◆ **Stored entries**
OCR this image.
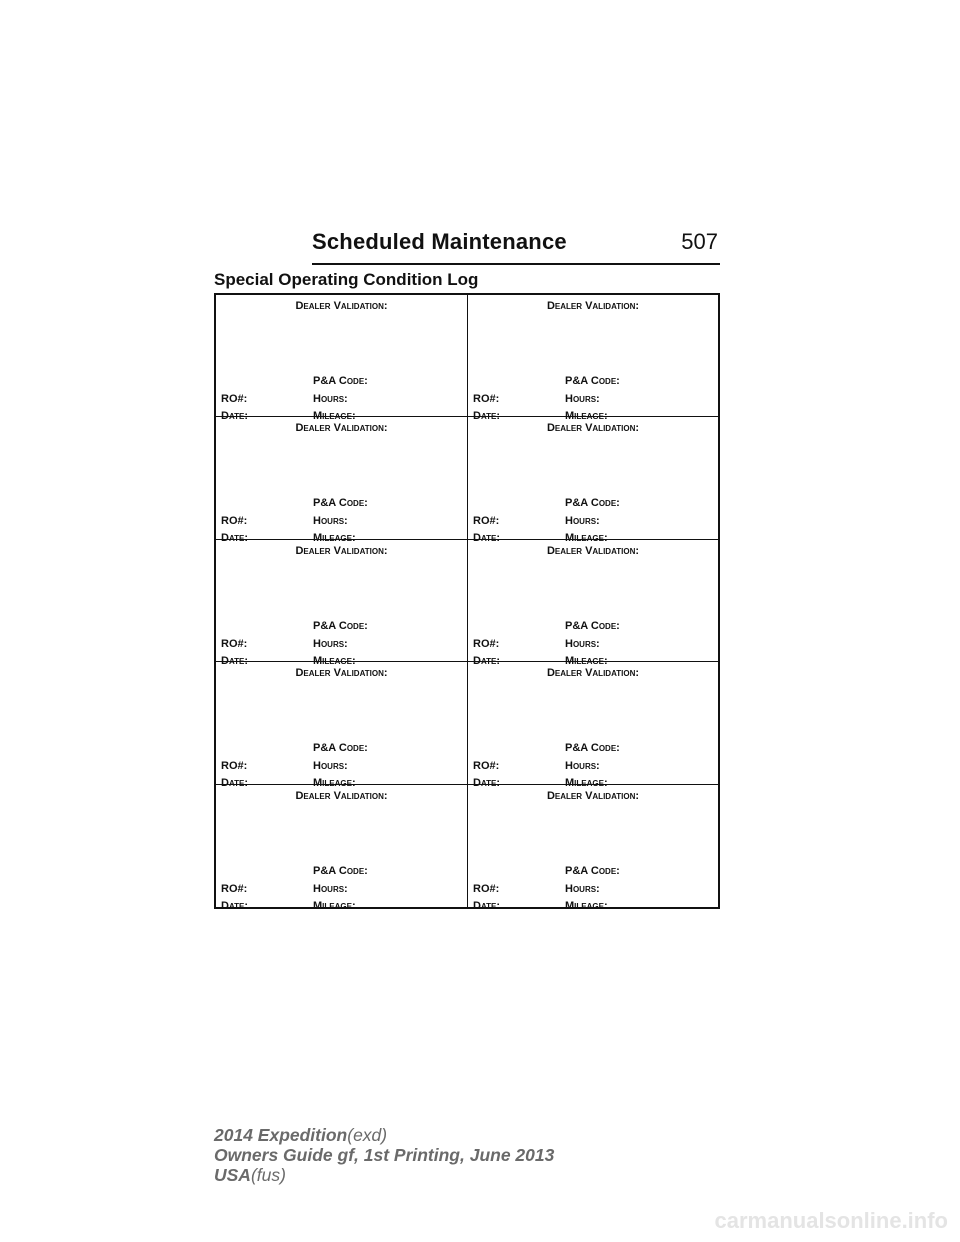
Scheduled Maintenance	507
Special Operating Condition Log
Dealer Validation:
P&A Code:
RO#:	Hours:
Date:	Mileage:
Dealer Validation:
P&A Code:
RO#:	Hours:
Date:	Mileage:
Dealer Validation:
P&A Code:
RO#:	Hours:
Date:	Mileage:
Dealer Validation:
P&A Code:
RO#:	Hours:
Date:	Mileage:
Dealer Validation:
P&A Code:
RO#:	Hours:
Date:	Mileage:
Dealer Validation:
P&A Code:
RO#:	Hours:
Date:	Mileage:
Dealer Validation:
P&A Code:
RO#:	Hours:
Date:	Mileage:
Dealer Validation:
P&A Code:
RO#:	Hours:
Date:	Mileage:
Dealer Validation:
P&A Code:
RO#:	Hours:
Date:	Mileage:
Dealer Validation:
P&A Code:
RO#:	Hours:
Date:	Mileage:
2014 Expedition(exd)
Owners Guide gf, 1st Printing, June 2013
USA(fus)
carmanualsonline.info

◆ **Goal of the exercise**
Repeat the entries exactly and keep the pictures out of the copy.

◆ **Answer to the exercise**
OCR this image.
Scheduled Maintenance	507
Special Operating Condition Log
Dealer Validation:
P&A Code:
RO#:	Hours:
Date:	Mileage:
Dealer Validation:
P&A Code:
RO#:	Hours:
Date:	Mileage:
Dealer Validation:
P&A Code:
RO#:	Hours:
Date:	Mileage:
Dealer Validation:
P&A Code:
RO#:	Hours:
Date:	Mileage:
Dealer Validation:
P&A Code:
RO#:	Hours:
Date:	Mileage:
Dealer Validation:
P&A Code:
RO#:	Hours:
Date:	Mileage:
Dealer Validation:
P&A Code:
RO#:	Hours:
Date:	Mileage:
Dealer Validation:
P&A Code:
RO#:	Hours:
Date:	Mileage:
Dealer Validation:
P&A Code:
RO#:	Hours:
Date:	Mileage:
Dealer Validation:
P&A Code:
RO#:	Hours:
Date:	Mileage:
2014 Expedition(exd)
Owners Guide gf, 1st Printing, June 2013
USA(fus)
carmanualsonline.info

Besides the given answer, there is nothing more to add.